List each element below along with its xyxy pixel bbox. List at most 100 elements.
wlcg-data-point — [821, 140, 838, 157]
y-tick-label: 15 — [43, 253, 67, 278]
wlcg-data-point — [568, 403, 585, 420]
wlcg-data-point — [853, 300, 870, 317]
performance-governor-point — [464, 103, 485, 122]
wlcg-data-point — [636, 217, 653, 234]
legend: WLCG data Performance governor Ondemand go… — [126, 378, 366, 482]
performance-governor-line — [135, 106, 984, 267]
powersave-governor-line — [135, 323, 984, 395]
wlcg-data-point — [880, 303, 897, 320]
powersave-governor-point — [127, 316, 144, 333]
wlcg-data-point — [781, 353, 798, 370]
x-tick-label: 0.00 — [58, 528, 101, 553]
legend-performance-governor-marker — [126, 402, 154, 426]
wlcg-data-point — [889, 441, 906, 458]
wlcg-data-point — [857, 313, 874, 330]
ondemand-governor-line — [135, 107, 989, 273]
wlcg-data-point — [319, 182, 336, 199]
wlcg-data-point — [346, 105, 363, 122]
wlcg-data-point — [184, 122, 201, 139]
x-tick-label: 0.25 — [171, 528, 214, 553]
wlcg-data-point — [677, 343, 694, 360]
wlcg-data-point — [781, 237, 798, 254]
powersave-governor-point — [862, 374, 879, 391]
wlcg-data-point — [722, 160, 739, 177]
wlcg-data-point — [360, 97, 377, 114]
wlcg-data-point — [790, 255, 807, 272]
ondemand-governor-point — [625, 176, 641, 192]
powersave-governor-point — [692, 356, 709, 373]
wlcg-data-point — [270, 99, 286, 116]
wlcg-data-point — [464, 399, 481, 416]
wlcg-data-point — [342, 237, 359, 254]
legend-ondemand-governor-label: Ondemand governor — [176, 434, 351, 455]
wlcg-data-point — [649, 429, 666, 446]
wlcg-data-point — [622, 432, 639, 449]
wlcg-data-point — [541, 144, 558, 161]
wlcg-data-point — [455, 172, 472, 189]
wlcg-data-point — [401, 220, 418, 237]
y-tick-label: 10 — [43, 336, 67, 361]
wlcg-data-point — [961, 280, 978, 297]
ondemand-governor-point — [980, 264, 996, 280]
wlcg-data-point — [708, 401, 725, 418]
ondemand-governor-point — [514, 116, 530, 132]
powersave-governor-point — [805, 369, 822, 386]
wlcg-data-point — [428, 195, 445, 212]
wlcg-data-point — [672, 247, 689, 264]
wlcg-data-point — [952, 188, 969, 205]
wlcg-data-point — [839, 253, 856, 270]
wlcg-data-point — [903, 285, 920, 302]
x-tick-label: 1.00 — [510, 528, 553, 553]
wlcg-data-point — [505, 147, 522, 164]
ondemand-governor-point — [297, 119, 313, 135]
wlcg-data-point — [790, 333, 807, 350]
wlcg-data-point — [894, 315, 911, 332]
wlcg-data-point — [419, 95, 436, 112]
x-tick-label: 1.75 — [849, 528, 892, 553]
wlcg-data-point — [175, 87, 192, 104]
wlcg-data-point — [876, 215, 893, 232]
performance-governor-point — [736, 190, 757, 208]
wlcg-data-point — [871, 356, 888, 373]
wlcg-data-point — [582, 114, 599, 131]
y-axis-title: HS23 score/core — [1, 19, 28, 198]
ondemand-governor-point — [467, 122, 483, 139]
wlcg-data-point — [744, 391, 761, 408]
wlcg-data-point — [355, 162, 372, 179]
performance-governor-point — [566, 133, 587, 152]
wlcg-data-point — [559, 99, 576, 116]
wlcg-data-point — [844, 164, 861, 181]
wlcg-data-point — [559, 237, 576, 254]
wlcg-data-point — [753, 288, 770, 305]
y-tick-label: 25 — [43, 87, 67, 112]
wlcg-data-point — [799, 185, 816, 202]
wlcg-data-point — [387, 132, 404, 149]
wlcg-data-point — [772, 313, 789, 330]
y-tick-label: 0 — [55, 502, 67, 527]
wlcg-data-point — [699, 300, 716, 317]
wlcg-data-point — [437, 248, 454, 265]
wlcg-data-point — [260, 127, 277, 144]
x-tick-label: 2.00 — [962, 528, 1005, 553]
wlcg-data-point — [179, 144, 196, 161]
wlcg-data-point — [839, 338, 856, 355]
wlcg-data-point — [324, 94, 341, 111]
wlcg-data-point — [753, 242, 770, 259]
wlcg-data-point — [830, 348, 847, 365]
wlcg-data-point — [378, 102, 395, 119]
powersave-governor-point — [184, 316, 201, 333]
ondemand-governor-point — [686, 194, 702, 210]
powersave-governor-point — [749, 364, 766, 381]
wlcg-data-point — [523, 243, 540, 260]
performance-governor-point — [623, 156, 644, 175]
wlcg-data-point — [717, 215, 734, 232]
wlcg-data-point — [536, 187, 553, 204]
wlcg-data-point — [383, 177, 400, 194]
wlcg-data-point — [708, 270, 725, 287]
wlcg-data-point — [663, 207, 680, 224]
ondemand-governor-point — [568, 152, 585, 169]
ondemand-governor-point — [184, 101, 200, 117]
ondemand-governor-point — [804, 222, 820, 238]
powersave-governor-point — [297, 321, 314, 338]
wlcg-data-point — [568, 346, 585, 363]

◆ ◆ ◆ ◆ ◆

### [Problem description]
Can you convert the part that opens at the start of the records and closes with the line containing "legend: WLCG data" into a JSON list of strings, with one string per line and blank lines left out?

### [The reply]
[
  "List each element below along with its xyxy pixel bbox. List at most 100 elements.",
  "wlcg-data-point — [821, 140, 838, 157]",
  "y-tick-label: 15 — [43, 253, 67, 278]",
  "wlcg-data-point — [568, 403, 585, 420]",
  "wlcg-data-point — [853, 300, 870, 317]",
  "performance-governor-point — [464, 103, 485, 122]",
  "wlcg-data-point — [636, 217, 653, 234]",
  "legend: WLCG data Performance governor Ondemand go… — [126, 378, 366, 482]"
]